Wherever a line holds the string "this", copy that line.

▶ [Listed entries]
++++++++++

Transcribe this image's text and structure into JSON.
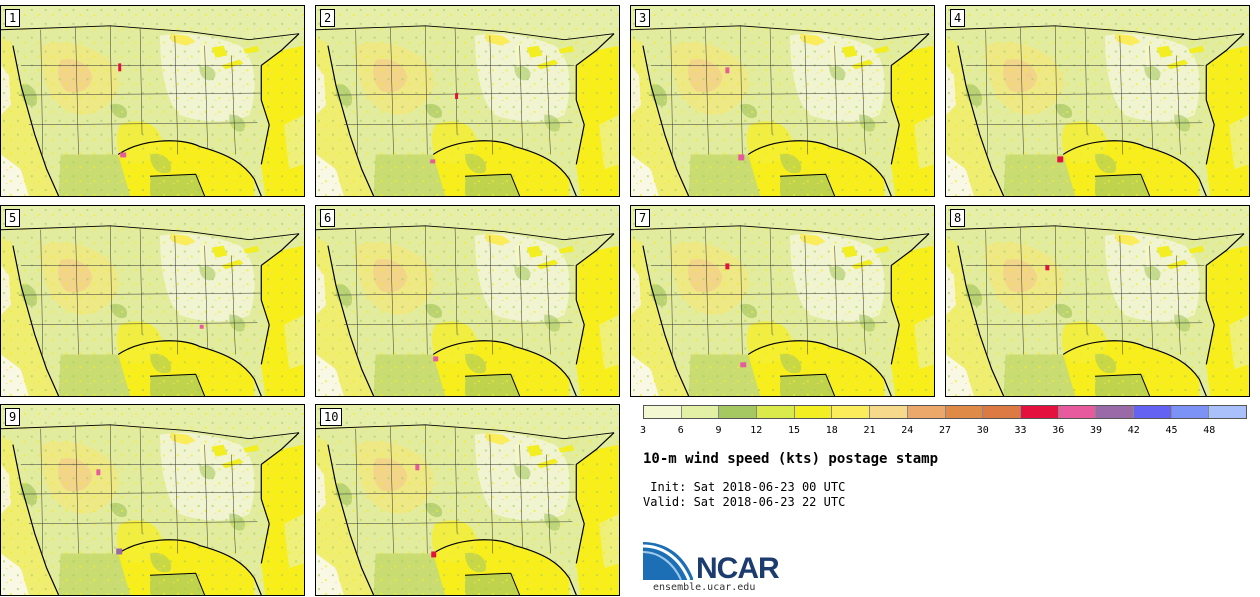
{
  "figure": {
    "title": "10-m wind speed (kts) postage stamp",
    "init_line": " Init: Sat 2018-06-23 00 UTC",
    "valid_line": "Valid: Sat 2018-06-23 22 UTC",
    "logo_text": "NCAR",
    "website": "ensemble.ucar.edu"
  },
  "members": [
    "1",
    "2",
    "3",
    "4",
    "5",
    "6",
    "7",
    "8",
    "9",
    "10"
  ],
  "colorbar": {
    "units": "kts",
    "ticks": [
      "3",
      "6",
      "9",
      "12",
      "15",
      "18",
      "21",
      "24",
      "27",
      "30",
      "33",
      "36",
      "39",
      "42",
      "45",
      "48"
    ],
    "colors": [
      "#f4f8d2",
      "#e2f0a6",
      "#a6c862",
      "#d9ea4a",
      "#f2ee22",
      "#fbec5c",
      "#f6d98a",
      "#eba86a",
      "#e08a48",
      "#dd7a44",
      "#e4103e",
      "#e85a9e",
      "#9a6aa8",
      "#6462f2",
      "#7d92f6",
      "#a9c0fa"
    ]
  },
  "colors": {
    "land_base": "#e4eea0",
    "ocean_base": "#f6f1a0"
  }
}
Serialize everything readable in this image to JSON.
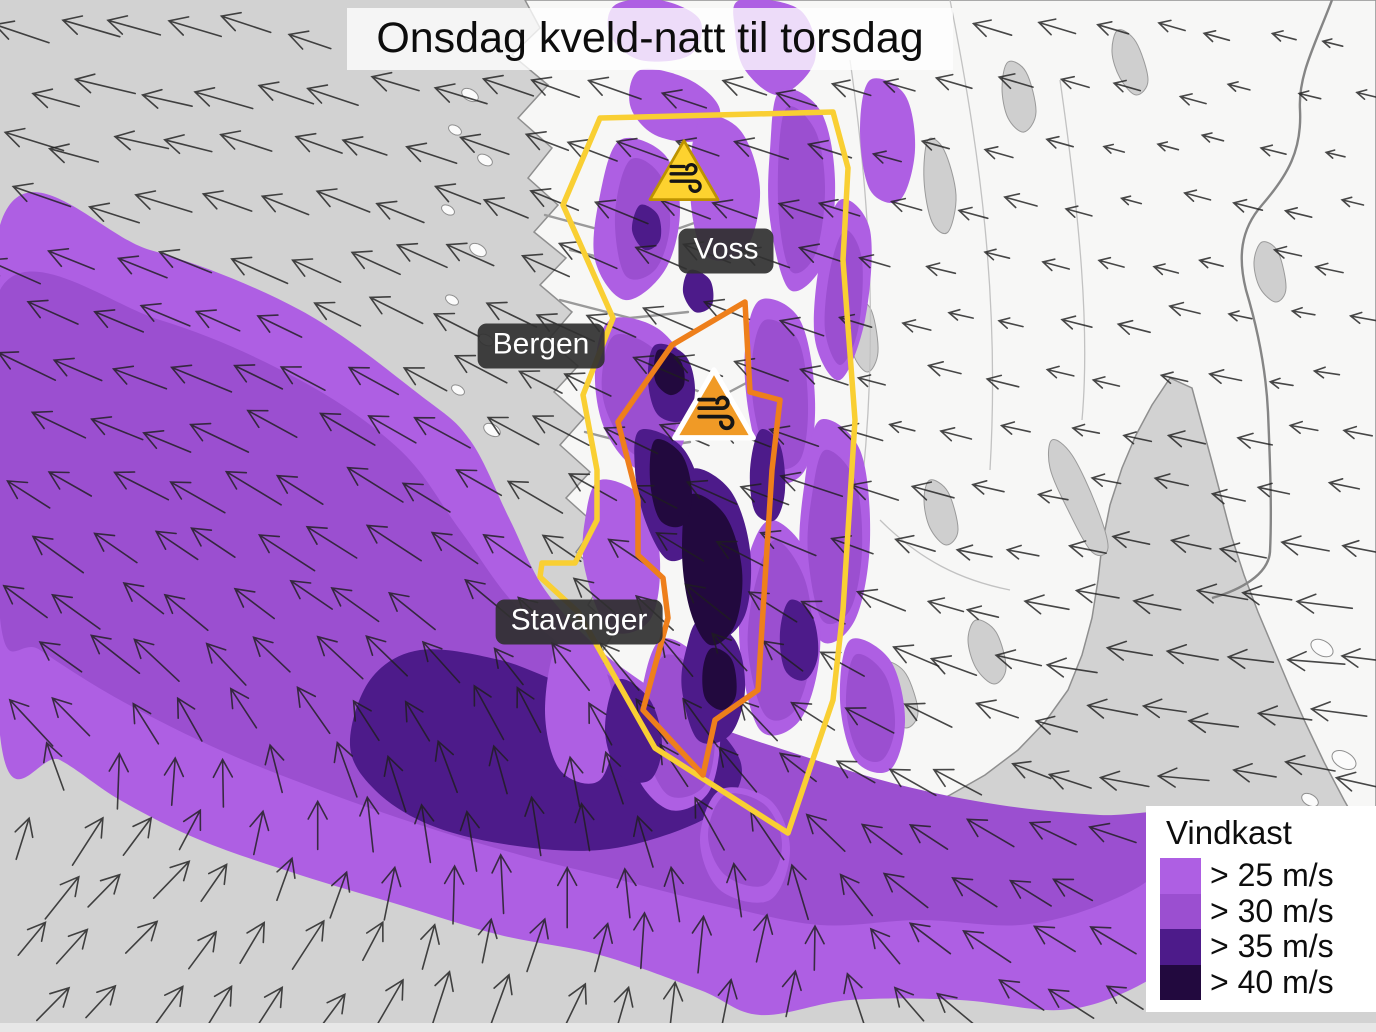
{
  "title": "Onsdag kveld-natt til torsdag",
  "legend": {
    "title": "Vindkast",
    "entries": [
      {
        "label": "> 25 m/s",
        "color": "#ae5fe3"
      },
      {
        "label": "> 30 m/s",
        "color": "#9b4fd0"
      },
      {
        "label": "> 35 m/s",
        "color": "#4d1b8a"
      },
      {
        "label": "> 40 m/s",
        "color": "#22093e"
      }
    ]
  },
  "cities": [
    {
      "name": "Voss"
    },
    {
      "name": "Bergen"
    },
    {
      "name": "Stavanger"
    }
  ],
  "warnings": [
    {
      "level": "yellow",
      "icon": "wind-warning-icon",
      "color": "#fdd22f",
      "outline": "#f9cf33"
    },
    {
      "level": "orange",
      "icon": "wind-warning-icon",
      "color": "#f09a26",
      "outline": "#ee7f1b"
    }
  ],
  "map_colors": {
    "gust25": "#ae5fe3",
    "gust30": "#9b4fd0",
    "gust35": "#4d1b8a",
    "gust40": "#22093e",
    "yellow_polygon": "#f9cf33",
    "orange_polygon": "#ee7f1b",
    "yellow_triangle": "#fdd22f",
    "orange_triangle": "#f09a26"
  }
}
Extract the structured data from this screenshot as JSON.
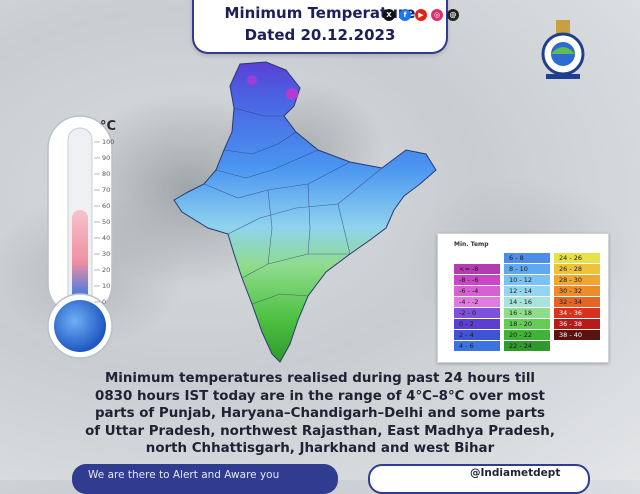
{
  "header": {
    "title": "Minimum Temperature",
    "date_line": "Dated 20.12.2023"
  },
  "thermometer": {
    "unit": "°C",
    "ticks": [
      "100",
      "90",
      "80",
      "70",
      "60",
      "50",
      "40",
      "30",
      "20",
      "10",
      "0"
    ],
    "fill_level_fraction": 0.2,
    "colors": {
      "fill_top": "#f4b6c0",
      "fill_bottom": "#2f61c8",
      "bulb": "#2f6fd0"
    }
  },
  "map": {
    "region": "India",
    "description_colors": {
      "north": "#5b3fd6",
      "mid": "#4da3ff",
      "south": "#5bd05a"
    }
  },
  "legend": {
    "title": "Min. Temp",
    "items": [
      {
        "label": "<= -8",
        "color": "#b23cb0"
      },
      {
        "label": "-8 - -6",
        "color": "#c946c6"
      },
      {
        "label": "-6 - -4",
        "color": "#d760d4"
      },
      {
        "label": "-4 - -2",
        "color": "#e07be0"
      },
      {
        "label": "-2 - 0",
        "color": "#7b52d9"
      },
      {
        "label": "0 - 2",
        "color": "#5a3fd0"
      },
      {
        "label": "2 - 4",
        "color": "#3f53d6"
      },
      {
        "label": "4 - 6",
        "color": "#3b74e0"
      },
      {
        "label": "6 - 8",
        "color": "#4d8de8"
      },
      {
        "label": "8 - 10",
        "color": "#5ea9f0"
      },
      {
        "label": "10 - 12",
        "color": "#79c2f3"
      },
      {
        "label": "12 - 14",
        "color": "#94d6f2"
      },
      {
        "label": "14 - 16",
        "color": "#a7e4de"
      },
      {
        "label": "16 - 18",
        "color": "#8fdc8c"
      },
      {
        "label": "18 - 20",
        "color": "#63cc54"
      },
      {
        "label": "20 - 22",
        "color": "#3fb335"
      },
      {
        "label": "22 - 24",
        "color": "#2e9a2c"
      },
      {
        "label": "24 - 26",
        "color": "#e7e14a"
      },
      {
        "label": "26 - 28",
        "color": "#f0c23a"
      },
      {
        "label": "28 - 30",
        "color": "#f0a630"
      },
      {
        "label": "30 - 32",
        "color": "#ee8b2a"
      },
      {
        "label": "32 - 34",
        "color": "#e66525"
      },
      {
        "label": "34 - 36",
        "color": "#d8321e"
      },
      {
        "label": "36 - 38",
        "color": "#b71a1a"
      },
      {
        "label": "38 - 40",
        "color": "#5a1410"
      }
    ]
  },
  "summary": {
    "lines": [
      "Minimum temperatures realised during past 24 hours till",
      "0830 hours IST today are in the range of 4°C–8°C over most",
      "parts of Punjab, Haryana–Chandigarh–Delhi and some parts",
      "of Uttar Pradesh, northwest Rajasthan, East Madhya Pradesh,",
      "north Chhattisgarh, Jharkhand and west Bihar"
    ]
  },
  "footer": {
    "tagline": "We are there to Alert and Aware you",
    "handle": "@Indiametdept",
    "icons": [
      "x-icon",
      "facebook-icon",
      "youtube-icon",
      "instagram-icon",
      "threads-icon"
    ]
  }
}
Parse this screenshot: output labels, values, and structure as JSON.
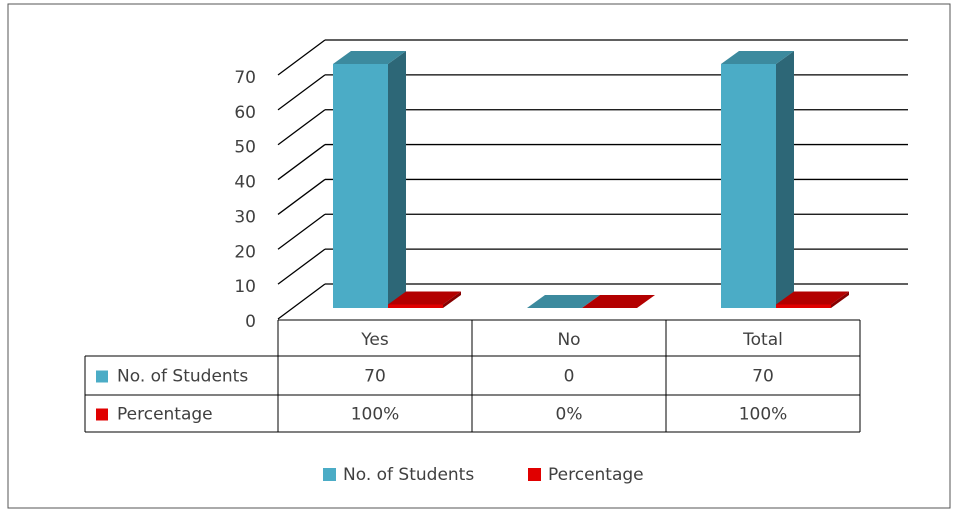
{
  "chart_data": {
    "type": "bar3d",
    "categories": [
      "Yes",
      "No",
      "Total"
    ],
    "series": [
      {
        "name": "No. of Students",
        "color": "#4bacc6",
        "values": [
          70,
          0,
          70
        ],
        "value_labels": [
          "70",
          "0",
          "70"
        ]
      },
      {
        "name": "Percentage",
        "color": "#e00000",
        "values": [
          1,
          0,
          1
        ],
        "value_labels": [
          "100%",
          "0%",
          "100%"
        ]
      }
    ],
    "ylim": [
      0,
      70
    ],
    "yticks": [
      0,
      10,
      20,
      30,
      40,
      50,
      60,
      70
    ],
    "grid": true,
    "legend": "bottom",
    "data_table": true
  }
}
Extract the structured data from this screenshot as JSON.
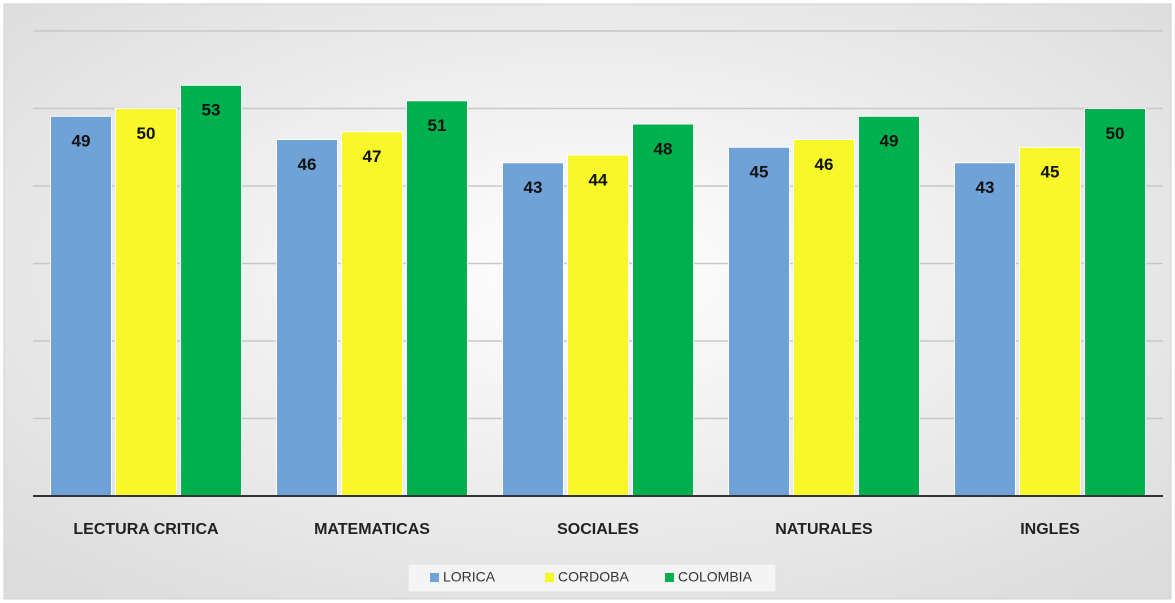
{
  "chart_data": {
    "type": "bar",
    "categories": [
      "LECTURA CRITICA",
      "MATEMATICAS",
      "SOCIALES",
      "NATURALES",
      "INGLES"
    ],
    "series": [
      {
        "name": "LORICA",
        "color": "#6fa3d8",
        "values": [
          49,
          46,
          43,
          45,
          43
        ]
      },
      {
        "name": "CORDOBA",
        "color": "#f7f72a",
        "values": [
          50,
          47,
          44,
          46,
          45
        ]
      },
      {
        "name": "COLOMBIA",
        "color": "#00b04f",
        "values": [
          53,
          51,
          48,
          49,
          50
        ]
      }
    ],
    "ylim": [
      0,
      60
    ],
    "yticks": [
      0,
      10,
      20,
      30,
      40,
      50,
      60
    ],
    "grid": true,
    "legend": "bottom"
  }
}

++++++++++

▶ [Task output]
Transcribe this image's text and structure into JSON.
Serialize everything readable in this image to JSON.
Extract the structured data from this screenshot as JSON.
Parse this screenshot: output labels, values, and structure as JSON.
Extract the structured data from this screenshot as JSON.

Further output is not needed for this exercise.